# TEXTO DE LEITURA:

--------------------------------

Qualquer banco de investimento, qualquer operação em negócio, está sujeito a risco de mercado. Capitalismo é risco. Então, pretender ser capaz de prever todas as circunstâncias é algo impossível em qualquer lugar, em qualquer... Se nós olharmos a banca privada, banca pública, o que eu posso dizer é o seguinte: o resultado final disso, se nós tomarmos todas as experiências, é amplamente positivo.

No portfólio do BNDES, por meio do BNDESPar, as empresas grandes, consolidadas, estão lá nesse portfólio. Em tese, algumas não precisam mais do apoio do governo porque já são muito grandes. Por exemplo, JBS, ou outras. Há planos de eventualmente rever essa carteira de participações?
Essa carteira é revista toda hora.

Mas qual é a política?
A política é desinvestir nas empresas e ativos maduros, mas fazendo isso na hora certa. Então, você há de convir, Fernando, que em um ano muito ruim, como foi ano passado até recentemente, com a Bolsa muito depreciada, superdescontada, além do que devia, na minha opinião, nós não podemos vender. Esse processo tem que ser feito organizadamente, inclusive para as posições maiores, porque ali esse é um processo que precisa ser feito no momento certo feito para produzir...

Claro, eu entendo. Se anunciar que vai vender aqui...
E nós temos feito isso. A BNDESPar gerou nos últimos cinco anos mais de R$ 25 bi de caixa próprio através da reciclagem de posições. Então, nós já fazemos isso. Nós vendemos as posições maduras, para investir em novos negócios.

Agora, posso inferir que, como foi um período de Bolsa com preços muito depreciados em um período recente, deve ter sido baixo o volume de reciclagem de venda de...
Mas e nos momentos de Bolsa fulgurante nós vendemos muito e reciclamos, fizemos para nos momentos ruins até comprar porque às vezes momentos ruins é momento bom de comprar. Na verdade nós temos uma política sim de reciclagem, de carteira, ao mesmo tempo uma política estratégica, porque diferentemente de um asset management de curto prazo, com a visão de longo prazo, nós temos a obrigação de ter uma visão de médio e longo prazo e ter o mínimo de paciência para o pleno desenvolvimento do negócio. Nós não podemos ter uma visão de curto prazo. Nós precisamos olhar, às vezes, 10, 15, 20 anos, dependendo do negócio. Preferentemente, se os resultados vierem mais cedo, ótimo.

--------------------------------

Segundo o texto sobre o BNDES, quanto caixa próprio a BNDESPar gerou nos últimos cinco anos com a reciclagem de posições? Os registros que vêm a seguir são um material separado do texto.

# MATERIAL FORNECIDO:
--------------------------------

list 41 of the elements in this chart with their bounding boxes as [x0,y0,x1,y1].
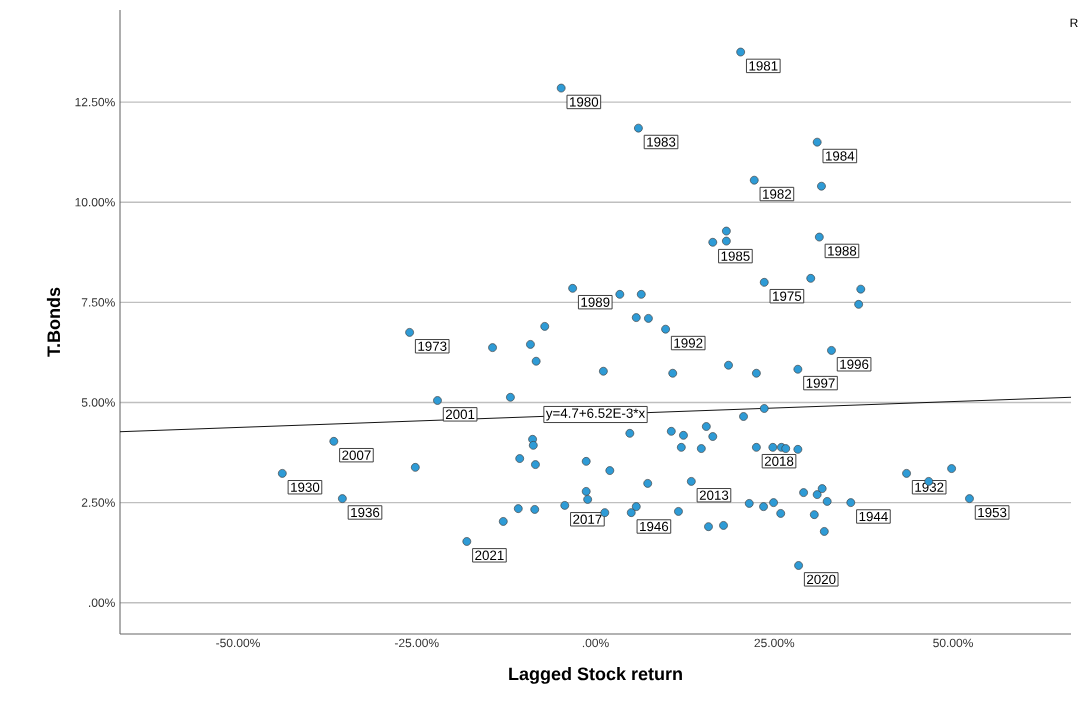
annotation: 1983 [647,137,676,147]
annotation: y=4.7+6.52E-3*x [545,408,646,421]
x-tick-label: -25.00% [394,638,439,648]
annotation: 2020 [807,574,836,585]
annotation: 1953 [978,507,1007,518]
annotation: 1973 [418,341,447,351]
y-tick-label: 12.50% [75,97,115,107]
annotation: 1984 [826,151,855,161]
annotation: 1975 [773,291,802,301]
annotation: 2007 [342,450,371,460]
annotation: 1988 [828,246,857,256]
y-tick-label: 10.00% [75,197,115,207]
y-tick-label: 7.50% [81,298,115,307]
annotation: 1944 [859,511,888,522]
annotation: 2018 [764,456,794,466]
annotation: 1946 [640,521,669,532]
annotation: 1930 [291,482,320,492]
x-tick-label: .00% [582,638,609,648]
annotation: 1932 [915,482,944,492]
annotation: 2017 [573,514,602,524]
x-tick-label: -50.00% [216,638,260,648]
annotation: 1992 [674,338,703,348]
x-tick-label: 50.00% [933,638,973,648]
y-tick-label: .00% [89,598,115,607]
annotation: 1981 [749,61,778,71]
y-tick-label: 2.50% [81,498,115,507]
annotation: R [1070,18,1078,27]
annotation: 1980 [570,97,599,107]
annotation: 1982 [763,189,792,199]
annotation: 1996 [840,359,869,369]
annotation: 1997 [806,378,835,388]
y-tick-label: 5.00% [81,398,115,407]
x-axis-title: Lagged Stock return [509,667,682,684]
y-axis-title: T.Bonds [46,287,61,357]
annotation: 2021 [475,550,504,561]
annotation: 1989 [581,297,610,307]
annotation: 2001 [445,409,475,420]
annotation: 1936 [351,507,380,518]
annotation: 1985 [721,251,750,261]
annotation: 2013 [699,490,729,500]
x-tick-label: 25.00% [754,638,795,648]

--------------------------------

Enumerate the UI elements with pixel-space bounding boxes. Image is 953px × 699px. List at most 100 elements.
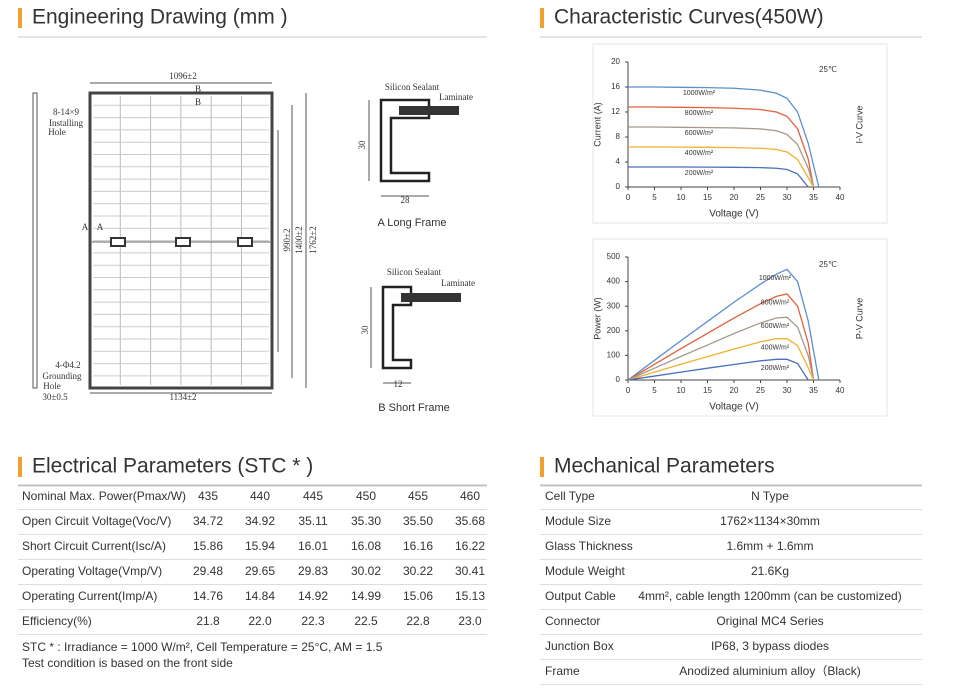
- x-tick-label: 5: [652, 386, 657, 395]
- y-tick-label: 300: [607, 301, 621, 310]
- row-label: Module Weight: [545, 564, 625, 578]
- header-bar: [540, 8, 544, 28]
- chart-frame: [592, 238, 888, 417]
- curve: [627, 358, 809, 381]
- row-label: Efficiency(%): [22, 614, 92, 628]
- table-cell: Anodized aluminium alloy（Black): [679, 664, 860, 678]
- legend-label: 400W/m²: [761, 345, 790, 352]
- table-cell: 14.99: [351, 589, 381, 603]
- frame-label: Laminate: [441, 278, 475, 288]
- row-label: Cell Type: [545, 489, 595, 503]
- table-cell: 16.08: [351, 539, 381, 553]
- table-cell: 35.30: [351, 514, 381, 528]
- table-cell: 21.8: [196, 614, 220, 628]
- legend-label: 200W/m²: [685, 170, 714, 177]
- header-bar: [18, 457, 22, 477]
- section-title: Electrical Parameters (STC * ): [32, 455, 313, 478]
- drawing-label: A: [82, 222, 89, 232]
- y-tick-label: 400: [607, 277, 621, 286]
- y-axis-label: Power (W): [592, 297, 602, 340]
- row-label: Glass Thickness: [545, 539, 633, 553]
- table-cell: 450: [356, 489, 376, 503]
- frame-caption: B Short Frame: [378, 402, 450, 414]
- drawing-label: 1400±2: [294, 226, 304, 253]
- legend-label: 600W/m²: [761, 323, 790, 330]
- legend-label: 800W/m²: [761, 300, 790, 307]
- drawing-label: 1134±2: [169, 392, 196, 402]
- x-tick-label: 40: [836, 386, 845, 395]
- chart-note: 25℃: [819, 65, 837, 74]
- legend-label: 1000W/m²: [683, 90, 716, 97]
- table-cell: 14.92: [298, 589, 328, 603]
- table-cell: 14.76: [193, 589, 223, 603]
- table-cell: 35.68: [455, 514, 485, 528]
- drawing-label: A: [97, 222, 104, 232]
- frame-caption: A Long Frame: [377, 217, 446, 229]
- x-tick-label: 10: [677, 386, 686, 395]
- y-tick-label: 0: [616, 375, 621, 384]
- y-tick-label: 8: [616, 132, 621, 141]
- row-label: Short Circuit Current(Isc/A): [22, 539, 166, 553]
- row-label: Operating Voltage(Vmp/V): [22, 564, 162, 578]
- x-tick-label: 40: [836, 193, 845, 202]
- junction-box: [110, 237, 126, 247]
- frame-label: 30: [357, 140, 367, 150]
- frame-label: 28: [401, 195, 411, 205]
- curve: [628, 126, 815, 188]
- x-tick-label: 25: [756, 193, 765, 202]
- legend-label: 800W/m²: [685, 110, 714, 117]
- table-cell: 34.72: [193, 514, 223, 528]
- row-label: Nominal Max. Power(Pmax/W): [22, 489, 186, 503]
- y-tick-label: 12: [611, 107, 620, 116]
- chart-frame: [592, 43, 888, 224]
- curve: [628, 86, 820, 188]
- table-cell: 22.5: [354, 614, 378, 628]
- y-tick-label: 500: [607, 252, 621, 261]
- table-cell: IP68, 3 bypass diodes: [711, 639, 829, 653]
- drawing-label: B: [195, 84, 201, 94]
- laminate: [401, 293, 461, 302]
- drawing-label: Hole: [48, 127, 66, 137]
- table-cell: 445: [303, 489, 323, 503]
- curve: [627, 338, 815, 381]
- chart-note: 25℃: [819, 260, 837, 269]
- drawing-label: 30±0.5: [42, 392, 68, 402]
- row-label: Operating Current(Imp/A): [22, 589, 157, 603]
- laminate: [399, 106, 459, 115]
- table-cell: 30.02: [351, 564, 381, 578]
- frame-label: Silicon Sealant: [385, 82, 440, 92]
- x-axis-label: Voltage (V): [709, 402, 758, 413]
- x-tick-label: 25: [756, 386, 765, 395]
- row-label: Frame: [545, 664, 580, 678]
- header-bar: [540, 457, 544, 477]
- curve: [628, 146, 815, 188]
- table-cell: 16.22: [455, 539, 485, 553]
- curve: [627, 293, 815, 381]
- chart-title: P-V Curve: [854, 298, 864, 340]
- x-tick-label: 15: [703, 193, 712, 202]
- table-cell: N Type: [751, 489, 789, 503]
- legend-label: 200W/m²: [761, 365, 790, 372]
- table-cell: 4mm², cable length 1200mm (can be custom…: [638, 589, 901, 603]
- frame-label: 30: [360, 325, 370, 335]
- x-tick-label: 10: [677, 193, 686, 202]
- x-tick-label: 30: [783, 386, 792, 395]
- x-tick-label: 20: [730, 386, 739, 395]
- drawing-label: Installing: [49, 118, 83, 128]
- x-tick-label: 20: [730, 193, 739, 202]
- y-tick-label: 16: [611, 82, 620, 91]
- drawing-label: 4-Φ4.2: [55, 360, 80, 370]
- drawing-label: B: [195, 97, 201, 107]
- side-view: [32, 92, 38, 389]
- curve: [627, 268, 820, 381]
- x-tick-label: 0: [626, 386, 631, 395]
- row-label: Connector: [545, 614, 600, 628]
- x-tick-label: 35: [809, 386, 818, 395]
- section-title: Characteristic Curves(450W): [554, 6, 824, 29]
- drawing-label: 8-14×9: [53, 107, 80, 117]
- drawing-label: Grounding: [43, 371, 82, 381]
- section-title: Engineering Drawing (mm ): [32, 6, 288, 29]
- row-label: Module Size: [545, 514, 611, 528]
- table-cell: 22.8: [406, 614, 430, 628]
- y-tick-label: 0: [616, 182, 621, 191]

--------------------------------

# RESPOSTA:
Mais de R$ 25 bi.